## ENTRIES SUPPLIED
☆ ☆ ☆ ☆ ☆ ☆ ☆
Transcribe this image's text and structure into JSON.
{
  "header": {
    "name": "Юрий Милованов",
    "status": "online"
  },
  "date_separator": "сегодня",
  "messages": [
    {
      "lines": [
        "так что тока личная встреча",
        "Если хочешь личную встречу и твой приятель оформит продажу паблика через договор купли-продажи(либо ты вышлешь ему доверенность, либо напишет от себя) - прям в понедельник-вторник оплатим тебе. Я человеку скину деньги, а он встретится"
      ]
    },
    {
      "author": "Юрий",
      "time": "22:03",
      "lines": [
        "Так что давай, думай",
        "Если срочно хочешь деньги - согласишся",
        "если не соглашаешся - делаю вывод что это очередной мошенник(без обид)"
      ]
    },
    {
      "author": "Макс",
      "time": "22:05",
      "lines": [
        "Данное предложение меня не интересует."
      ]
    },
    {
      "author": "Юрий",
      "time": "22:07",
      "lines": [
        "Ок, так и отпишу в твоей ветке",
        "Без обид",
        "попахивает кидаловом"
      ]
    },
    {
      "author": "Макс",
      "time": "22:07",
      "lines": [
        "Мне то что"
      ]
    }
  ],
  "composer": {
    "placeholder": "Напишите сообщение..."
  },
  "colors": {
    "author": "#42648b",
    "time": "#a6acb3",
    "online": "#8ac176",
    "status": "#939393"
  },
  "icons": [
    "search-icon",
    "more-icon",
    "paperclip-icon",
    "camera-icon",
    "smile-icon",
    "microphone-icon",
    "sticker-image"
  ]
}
☆ ☆ ☆ ☆ ☆ ☆ ☆
Print every entry exactly as written.

## COMPLETED EXERCISE
Transcribe this image's text and structure into JSON.
{
  "header": {
    "name": "Юрий Милованов",
    "status": "online"
  },
  "date_separator": "сегодня",
  "messages": [
    {
      "lines": [
        "так что тока личная встреча",
        "Если хочешь личную встречу и твой приятель оформит продажу паблика через договор купли-продажи(либо ты вышлешь ему доверенность, либо напишет от себя) - прям в понедельник-вторник оплатим тебе. Я человеку скину деньги, а он встретится"
      ]
    },
    {
      "author": "Юрий",
      "time": "22:03",
      "lines": [
        "Так что давай, думай",
        "Если срочно хочешь деньги - согласишся",
        "если не соглашаешся - делаю вывод что это очередной мошенник(без обид)"
      ]
    },
    {
      "author": "Макс",
      "time": "22:05",
      "lines": [
        "Данное предложение меня не интересует."
      ]
    },
    {
      "author": "Юрий",
      "time": "22:07",
      "lines": [
        "Ок, так и отпишу в твоей ветке",
        "Без обид",
        "попахивает кидаловом"
      ]
    },
    {
      "author": "Макс",
      "time": "22:07",
      "lines": [
        "Мне то что"
      ]
    }
  ],
  "composer": {
    "placeholder": "Напишите сообщение..."
  },
  "colors": {
    "author": "#42648b",
    "time": "#a6acb3",
    "online": "#8ac176",
    "status": "#939393"
  },
  "icons": [
    "search-icon",
    "more-icon",
    "paperclip-icon",
    "camera-icon",
    "smile-icon",
    "microphone-icon",
    "sticker-image"
  ]
}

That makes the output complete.